### Challenge
Count every line in the entries that follow where the word "电磁兼容" appears, then state only the total.

### Stored data

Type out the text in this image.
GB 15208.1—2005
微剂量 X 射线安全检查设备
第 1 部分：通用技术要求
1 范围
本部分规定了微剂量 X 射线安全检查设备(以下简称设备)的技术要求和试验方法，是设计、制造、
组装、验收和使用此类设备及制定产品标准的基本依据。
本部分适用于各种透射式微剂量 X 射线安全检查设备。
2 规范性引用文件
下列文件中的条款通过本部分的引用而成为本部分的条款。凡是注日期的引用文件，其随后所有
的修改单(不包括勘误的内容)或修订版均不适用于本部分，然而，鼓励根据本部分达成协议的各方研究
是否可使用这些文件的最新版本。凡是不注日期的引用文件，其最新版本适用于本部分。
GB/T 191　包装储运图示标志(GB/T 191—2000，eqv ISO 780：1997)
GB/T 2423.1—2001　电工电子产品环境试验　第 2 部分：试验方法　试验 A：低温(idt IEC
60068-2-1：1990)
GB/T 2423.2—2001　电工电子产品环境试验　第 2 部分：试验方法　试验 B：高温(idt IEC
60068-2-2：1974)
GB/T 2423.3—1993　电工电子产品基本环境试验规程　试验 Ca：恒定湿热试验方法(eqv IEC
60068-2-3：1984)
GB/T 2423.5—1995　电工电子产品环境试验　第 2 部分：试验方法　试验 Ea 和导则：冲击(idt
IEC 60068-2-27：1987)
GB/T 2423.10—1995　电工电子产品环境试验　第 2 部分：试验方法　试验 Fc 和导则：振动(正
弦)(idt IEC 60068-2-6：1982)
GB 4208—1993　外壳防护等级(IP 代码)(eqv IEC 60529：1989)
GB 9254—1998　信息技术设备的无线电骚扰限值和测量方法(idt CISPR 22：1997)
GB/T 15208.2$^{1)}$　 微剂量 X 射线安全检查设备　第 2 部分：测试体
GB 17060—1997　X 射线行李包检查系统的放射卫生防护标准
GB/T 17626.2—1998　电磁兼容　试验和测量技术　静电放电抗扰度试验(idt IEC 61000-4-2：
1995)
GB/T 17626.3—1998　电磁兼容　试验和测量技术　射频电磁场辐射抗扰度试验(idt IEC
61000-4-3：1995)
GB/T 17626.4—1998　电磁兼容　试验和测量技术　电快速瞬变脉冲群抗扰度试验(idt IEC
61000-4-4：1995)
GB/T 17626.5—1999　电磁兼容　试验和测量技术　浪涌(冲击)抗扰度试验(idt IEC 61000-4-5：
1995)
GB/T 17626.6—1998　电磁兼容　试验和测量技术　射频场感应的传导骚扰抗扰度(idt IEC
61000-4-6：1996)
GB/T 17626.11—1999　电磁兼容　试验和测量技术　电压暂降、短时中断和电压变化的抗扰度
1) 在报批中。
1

### The reply
6